PROBLEM:
Output every line of the material exactly, omitting images.

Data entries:

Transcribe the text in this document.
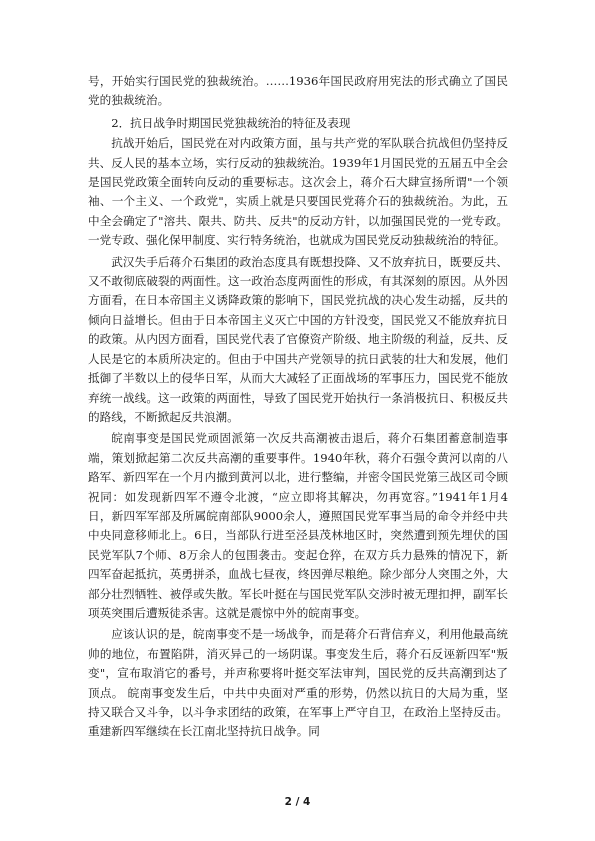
号，开始实行国民党的独裁统治。……1936年国民政府用宪法的形式确立了国民党的独裁统治。

2．抗日战争时期国民党独裁统治的特征及表现

抗战开始后，国民党在对内政策方面，虽与共产党的军队联合抗战但仍坚持反共、反人民的基本立场，实行反动的独裁统治。1939年1月国民党的五届五中全会是国民党政策全面转向反动的重要标志。这次会上，蒋介石大肆宣扬所谓"一个领袖、一个主义、一个政党"，实质上就是只要国民党蒋介石的独裁统治。为此，五中全会确定了"溶共、限共、防共、反共"的反动方针，以加强国民党的一党专政。一党专政、强化保甲制度、实行特务统治，也就成为国民党反动独裁统治的特征。

武汉失手后蒋介石集团的政治态度具有既想投降、又不放弃抗日，既要反共、又不敢彻底破裂的两面性。这一政治态度两面性的形成，有其深刻的原因。从外因方面看，在日本帝国主义诱降政策的影响下，国民党抗战的决心发生动摇，反共的倾向日益增长。但由于日本帝国主义灭亡中国的方针没变，国民党又不能放弃抗日的政策。从内因方面看，国民党代表了官僚资产阶级、地主阶级的利益，反共、反人民是它的本质所决定的。但由于中国共产党领导的抗日武装的壮大和发展，他们抵御了半数以上的侵华日军，从而大大减轻了正面战场的军事压力，国民党不能放弃统一战线。这一政策的两面性，导致了国民党开始执行一条消极抗日、积极反共的路线，不断掀起反共浪潮。

皖南事变是国民党顽固派第一次反共高潮被击退后，蒋介石集团蓄意制造事端，策划掀起第二次反共高潮的重要事件。1940年秋，蒋介石强令黄河以南的八路军、新四军在一个月内撤到黄河以北，进行整编，并密令国民党第三战区司令顾祝同：如发现新四军不遵令北渡，“应立即将其解决，勿再宽容。”1941年1月4日，新四军军部及所属皖南部队9000余人，遵照国民党军事当局的命令并经中共中央同意移师北上。6日，当部队行进至泾县茂林地区时，突然遭到预先埋伏的国民党军队7个师、8万余人的包围袭击。变起仓猝，在双方兵力悬殊的情况下，新四军奋起抵抗，英勇拼杀，血战七昼夜，终因弹尽粮绝。除少部分人突围之外，大部分壮烈牺牲、被俘或失散。军长叶挺在与国民党军队交涉时被无理扣押，副军长项英突围后遭叛徒杀害。这就是震惊中外的皖南事变。

应该认识的是，皖南事变不是一场战争，而是蒋介石背信弃义，利用他最高统帅的地位，布置陷阱，消灭异己的一场阴谋。事变发生后，蒋介石反诬新四军"叛变"，宣布取消它的番号，并声称要将叶挺交军法审判，国民党的反共高潮到达了顶点。 皖南事变发生后，中共中央面对严重的形势，仍然以抗日的大局为重，坚持又联合又斗争，以斗争求团结的政策，在军事上严守自卫，在政治上坚持反击。重建新四军继续在长江南北坚持抗日战争。同

2 / 4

RIGHT ANSWER:
Transcribe the text in this document.
号，开始实行国民党的独裁统治。……1936年国民政府用宪法的形式确立了国民党的独裁统治。

2．抗日战争时期国民党独裁统治的特征及表现

抗战开始后，国民党在对内政策方面，虽与共产党的军队联合抗战但仍坚持反共、反人民的基本立场，实行反动的独裁统治。1939年1月国民党的五届五中全会是国民党政策全面转向反动的重要标志。这次会上，蒋介石大肆宣扬所谓"一个领袖、一个主义、一个政党"，实质上就是只要国民党蒋介石的独裁统治。为此，五中全会确定了"溶共、限共、防共、反共"的反动方针，以加强国民党的一党专政。一党专政、强化保甲制度、实行特务统治，也就成为国民党反动独裁统治的特征。

武汉失手后蒋介石集团的政治态度具有既想投降、又不放弃抗日，既要反共、又不敢彻底破裂的两面性。这一政治态度两面性的形成，有其深刻的原因。从外因方面看，在日本帝国主义诱降政策的影响下，国民党抗战的决心发生动摇，反共的倾向日益增长。但由于日本帝国主义灭亡中国的方针没变，国民党又不能放弃抗日的政策。从内因方面看，国民党代表了官僚资产阶级、地主阶级的利益，反共、反人民是它的本质所决定的。但由于中国共产党领导的抗日武装的壮大和发展，他们抵御了半数以上的侵华日军，从而大大减轻了正面战场的军事压力，国民党不能放弃统一战线。这一政策的两面性，导致了国民党开始执行一条消极抗日、积极反共的路线，不断掀起反共浪潮。

皖南事变是国民党顽固派第一次反共高潮被击退后，蒋介石集团蓄意制造事端，策划掀起第二次反共高潮的重要事件。1940年秋，蒋介石强令黄河以南的八路军、新四军在一个月内撤到黄河以北，进行整编，并密令国民党第三战区司令顾祝同：如发现新四军不遵令北渡，“应立即将其解决，勿再宽容。”1941年1月4日，新四军军部及所属皖南部队9000余人，遵照国民党军事当局的命令并经中共中央同意移师北上。6日，当部队行进至泾县茂林地区时，突然遭到预先埋伏的国民党军队7个师、8万余人的包围袭击。变起仓猝，在双方兵力悬殊的情况下，新四军奋起抵抗，英勇拼杀，血战七昼夜，终因弹尽粮绝。除少部分人突围之外，大部分壮烈牺牲、被俘或失散。军长叶挺在与国民党军队交涉时被无理扣押，副军长项英突围后遭叛徒杀害。这就是震惊中外的皖南事变。

应该认识的是，皖南事变不是一场战争，而是蒋介石背信弃义，利用他最高统帅的地位，布置陷阱，消灭异己的一场阴谋。事变发生后，蒋介石反诬新四军"叛变"，宣布取消它的番号，并声称要将叶挺交军法审判，国民党的反共高潮到达了顶点。 皖南事变发生后，中共中央面对严重的形势，仍然以抗日的大局为重，坚持又联合又斗争，以斗争求团结的政策，在军事上严守自卫，在政治上坚持反击。重建新四军继续在长江南北坚持抗日战争。同

2 / 4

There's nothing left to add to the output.